INSTRUCCIÓN ESCRITA A:
Devuelve literalmente la parte del fragmento sobre la conversación pública que va entre "En tu ensayo" y "cultural o económica?", ambos incluidos.
INSTRUCCIÓN ESCRITA B:
Enumera todas las personas que aparecen nombradas en el fragmento sobre la conversación pública.

En 1595, Montaigne se quejaba de la banalidad del debate público: “En la volátil confusión de rumores, noticias y opiniones vulgares que nos rodean, no se puede establecer un camino provechoso”. Hoy su queja es muy actual y se apoya en la condena de las redes sociales como mero espacio para la jactancia, el mostrarse o la cháchara irreflexiva. ¿Qué relación hay entre la crítica de Montaigne y las críticas actuales y la condena a lo que podríamos llamar “un proceso de masificación” del debate?
La queja de Montaigne es representativa de una confusión que subyace a toda idealización de las esferas públicas del pasado: la idea de que lo que sucede (o debería suceder) en la esfera pública es algo así como un gran razonamiento colectivo, un espacio de argumentación comunitaria y no simplemente de conversación. La elección de la palabra “conversación” en este sentido es clave para mi, porque en la conversación pública no se trata de argumentar con rigor en una búsqueda incansable de la verdad, sino más bien, como señalaba David Hume a mediados del siglo XVIII de “un intercambio de información y de placer”. Son los “rumores, noticias, opiniones vulgares” los que nos reúnen en sociedad y no los razonamientos rigurosos. Tanto Montaigne como los actuales despreciadores de la conversación pública de masas se figuran (acaso sin saberlo) a la sociedad como un gran sujeto científico. Pero esta organización científica ideal gobernada por el razonamiento correcto no sería una democracia, sino algo más parecido a una dictadura, concretamente, una dictadura tecnocrática.
En tu ensayo observas de qué manera la aparición de la radio y de la televisión fue interpretada como una “degradación cultural” y la “masa” se convirtió en un concepto crítico. Pienso en teóricos como Gustave Le Bon, por ejemplo, ¿la masa ha sido siempre deslegitimada al ser considerada una fuerza que ponía en peligro a la élite política, cultural o económica?

LISTADO DE DATOS:
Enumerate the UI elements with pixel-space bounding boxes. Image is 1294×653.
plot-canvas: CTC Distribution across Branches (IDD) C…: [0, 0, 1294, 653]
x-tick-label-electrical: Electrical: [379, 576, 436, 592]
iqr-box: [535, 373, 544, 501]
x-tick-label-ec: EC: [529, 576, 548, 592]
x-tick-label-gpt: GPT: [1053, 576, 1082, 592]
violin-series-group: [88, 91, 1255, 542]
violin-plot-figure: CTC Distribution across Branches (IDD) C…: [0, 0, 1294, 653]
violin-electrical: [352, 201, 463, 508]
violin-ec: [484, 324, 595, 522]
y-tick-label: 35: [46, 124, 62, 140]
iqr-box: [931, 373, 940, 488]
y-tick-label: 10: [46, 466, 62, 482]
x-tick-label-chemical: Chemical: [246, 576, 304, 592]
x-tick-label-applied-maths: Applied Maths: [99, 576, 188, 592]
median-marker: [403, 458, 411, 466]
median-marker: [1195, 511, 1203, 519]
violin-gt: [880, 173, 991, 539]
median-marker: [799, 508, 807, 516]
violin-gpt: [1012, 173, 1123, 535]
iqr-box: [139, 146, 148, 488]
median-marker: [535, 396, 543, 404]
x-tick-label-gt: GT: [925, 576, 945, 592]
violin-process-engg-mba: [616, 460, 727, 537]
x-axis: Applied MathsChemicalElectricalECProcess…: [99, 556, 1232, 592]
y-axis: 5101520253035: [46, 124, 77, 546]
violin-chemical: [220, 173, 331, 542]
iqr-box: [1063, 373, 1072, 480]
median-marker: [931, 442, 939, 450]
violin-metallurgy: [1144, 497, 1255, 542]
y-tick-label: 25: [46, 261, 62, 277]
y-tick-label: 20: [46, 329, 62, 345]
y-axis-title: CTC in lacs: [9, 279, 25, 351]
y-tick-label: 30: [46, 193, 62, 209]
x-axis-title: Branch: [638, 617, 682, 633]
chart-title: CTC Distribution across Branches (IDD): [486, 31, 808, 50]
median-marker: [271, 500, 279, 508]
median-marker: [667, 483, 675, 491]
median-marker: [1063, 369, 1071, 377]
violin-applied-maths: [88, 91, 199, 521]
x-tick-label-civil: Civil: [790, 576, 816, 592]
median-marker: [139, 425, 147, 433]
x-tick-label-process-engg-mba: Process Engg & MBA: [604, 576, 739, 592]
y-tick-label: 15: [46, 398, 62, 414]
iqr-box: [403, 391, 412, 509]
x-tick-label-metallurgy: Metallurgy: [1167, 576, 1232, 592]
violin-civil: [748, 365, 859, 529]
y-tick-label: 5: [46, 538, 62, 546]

RESULTADO ESPERADO A:
En tu ensayo observas de qué manera la aparición de la radio y de la televisión fue interpretada como una “degradación cultural” y la “masa” se convirtió en un concepto crítico. Pienso en teóricos como Gustave Le Bon, por ejemplo, ¿la masa ha sido siempre deslegitimada al ser considerada una fuerza que ponía en peligro a la élite política, cultural o económica?

RESULTADO ESPERADO B:
Montaigne, David Hume, Gustave Le Bon